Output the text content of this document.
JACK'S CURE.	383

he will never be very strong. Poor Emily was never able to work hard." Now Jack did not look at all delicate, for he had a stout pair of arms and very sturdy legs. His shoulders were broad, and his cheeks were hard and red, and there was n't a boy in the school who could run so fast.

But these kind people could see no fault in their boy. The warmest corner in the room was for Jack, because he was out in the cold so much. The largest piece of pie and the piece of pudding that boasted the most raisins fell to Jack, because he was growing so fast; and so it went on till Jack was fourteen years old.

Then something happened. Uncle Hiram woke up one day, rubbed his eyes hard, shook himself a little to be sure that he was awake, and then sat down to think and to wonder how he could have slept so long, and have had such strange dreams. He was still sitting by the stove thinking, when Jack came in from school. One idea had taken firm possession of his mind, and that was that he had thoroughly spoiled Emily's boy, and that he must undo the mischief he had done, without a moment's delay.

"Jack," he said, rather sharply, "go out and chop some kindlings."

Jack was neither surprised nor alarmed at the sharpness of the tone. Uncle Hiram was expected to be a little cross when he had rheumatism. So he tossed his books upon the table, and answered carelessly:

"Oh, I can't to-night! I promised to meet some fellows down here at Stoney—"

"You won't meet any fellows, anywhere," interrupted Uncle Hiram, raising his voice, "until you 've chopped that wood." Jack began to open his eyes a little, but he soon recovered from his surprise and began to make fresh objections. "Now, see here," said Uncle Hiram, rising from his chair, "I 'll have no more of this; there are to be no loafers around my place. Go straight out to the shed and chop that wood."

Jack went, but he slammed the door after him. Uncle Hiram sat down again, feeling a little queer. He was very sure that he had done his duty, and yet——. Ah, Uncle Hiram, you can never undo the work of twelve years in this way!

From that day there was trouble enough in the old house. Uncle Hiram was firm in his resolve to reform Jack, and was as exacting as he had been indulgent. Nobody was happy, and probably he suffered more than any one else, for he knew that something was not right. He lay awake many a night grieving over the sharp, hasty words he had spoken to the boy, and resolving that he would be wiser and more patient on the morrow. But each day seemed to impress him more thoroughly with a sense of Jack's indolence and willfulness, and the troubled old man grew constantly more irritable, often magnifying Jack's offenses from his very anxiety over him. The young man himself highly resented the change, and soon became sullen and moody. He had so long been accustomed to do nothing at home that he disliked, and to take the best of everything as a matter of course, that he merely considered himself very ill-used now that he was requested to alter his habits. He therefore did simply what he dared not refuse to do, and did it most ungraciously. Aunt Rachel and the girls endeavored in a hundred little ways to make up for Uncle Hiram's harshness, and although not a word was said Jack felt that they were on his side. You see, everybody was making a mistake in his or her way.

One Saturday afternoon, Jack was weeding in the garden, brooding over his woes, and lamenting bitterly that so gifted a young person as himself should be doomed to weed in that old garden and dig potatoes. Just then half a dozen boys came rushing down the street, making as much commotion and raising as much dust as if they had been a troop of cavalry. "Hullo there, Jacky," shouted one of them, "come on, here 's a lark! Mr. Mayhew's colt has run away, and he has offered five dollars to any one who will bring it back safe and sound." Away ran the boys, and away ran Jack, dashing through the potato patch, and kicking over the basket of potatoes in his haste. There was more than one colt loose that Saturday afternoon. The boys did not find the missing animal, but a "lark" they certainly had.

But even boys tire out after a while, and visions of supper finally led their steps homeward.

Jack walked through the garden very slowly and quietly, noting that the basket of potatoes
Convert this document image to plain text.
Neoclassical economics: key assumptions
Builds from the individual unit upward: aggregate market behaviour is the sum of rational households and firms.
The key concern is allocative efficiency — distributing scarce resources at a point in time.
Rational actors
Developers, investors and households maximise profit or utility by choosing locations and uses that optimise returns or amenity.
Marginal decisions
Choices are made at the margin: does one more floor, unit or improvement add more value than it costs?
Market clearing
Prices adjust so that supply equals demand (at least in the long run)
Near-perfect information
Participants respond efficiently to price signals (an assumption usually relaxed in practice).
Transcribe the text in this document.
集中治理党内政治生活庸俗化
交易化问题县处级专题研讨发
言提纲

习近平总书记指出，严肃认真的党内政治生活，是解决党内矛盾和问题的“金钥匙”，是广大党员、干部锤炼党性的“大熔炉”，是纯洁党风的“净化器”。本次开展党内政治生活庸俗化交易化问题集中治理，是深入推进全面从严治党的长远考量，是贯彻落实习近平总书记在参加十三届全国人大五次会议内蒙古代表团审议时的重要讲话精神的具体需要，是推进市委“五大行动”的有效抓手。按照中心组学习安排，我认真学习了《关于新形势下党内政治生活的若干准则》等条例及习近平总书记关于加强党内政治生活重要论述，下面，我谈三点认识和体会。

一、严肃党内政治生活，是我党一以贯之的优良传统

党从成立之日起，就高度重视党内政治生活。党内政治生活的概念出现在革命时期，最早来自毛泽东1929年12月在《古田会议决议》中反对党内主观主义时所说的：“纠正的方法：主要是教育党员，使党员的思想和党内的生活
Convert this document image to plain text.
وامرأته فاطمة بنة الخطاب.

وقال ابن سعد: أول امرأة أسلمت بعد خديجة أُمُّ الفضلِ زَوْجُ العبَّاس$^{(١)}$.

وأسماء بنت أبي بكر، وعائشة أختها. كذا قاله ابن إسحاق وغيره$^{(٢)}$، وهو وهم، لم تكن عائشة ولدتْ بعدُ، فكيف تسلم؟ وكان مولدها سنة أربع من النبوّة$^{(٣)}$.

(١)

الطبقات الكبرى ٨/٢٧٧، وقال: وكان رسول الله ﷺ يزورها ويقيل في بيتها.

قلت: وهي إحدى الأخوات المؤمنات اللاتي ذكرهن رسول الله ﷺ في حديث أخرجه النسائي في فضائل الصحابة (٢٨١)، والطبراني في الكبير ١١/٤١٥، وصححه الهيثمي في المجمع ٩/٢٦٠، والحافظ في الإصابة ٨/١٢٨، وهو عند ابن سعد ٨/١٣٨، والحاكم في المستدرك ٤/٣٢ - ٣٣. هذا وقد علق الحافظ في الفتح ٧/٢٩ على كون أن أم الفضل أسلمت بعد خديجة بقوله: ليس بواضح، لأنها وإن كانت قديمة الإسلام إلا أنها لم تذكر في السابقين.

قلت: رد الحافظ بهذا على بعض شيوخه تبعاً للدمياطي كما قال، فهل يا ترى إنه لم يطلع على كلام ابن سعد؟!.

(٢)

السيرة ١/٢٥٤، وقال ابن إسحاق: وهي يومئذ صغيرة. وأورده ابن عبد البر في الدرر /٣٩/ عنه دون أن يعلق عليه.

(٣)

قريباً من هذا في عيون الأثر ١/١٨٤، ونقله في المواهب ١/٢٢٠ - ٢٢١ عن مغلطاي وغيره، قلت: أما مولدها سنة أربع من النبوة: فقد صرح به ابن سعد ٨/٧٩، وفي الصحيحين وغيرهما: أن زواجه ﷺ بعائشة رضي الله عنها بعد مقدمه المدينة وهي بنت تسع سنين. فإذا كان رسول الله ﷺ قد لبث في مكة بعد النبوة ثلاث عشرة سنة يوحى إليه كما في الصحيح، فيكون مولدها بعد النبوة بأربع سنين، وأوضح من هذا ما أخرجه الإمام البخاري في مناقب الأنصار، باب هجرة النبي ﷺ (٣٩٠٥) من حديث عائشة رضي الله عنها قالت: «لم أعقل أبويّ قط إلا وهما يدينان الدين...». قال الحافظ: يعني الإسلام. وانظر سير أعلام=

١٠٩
┄┄┄┄┄┄┄┄┄┄┄┄┄┄┄┄┄┄┄┄
Copy, from the material, each line that holds the string "document".

Output the text content of this document.
Convert this document image to plain text.
Transcribe the text in this document.
Convert this document image to plain text.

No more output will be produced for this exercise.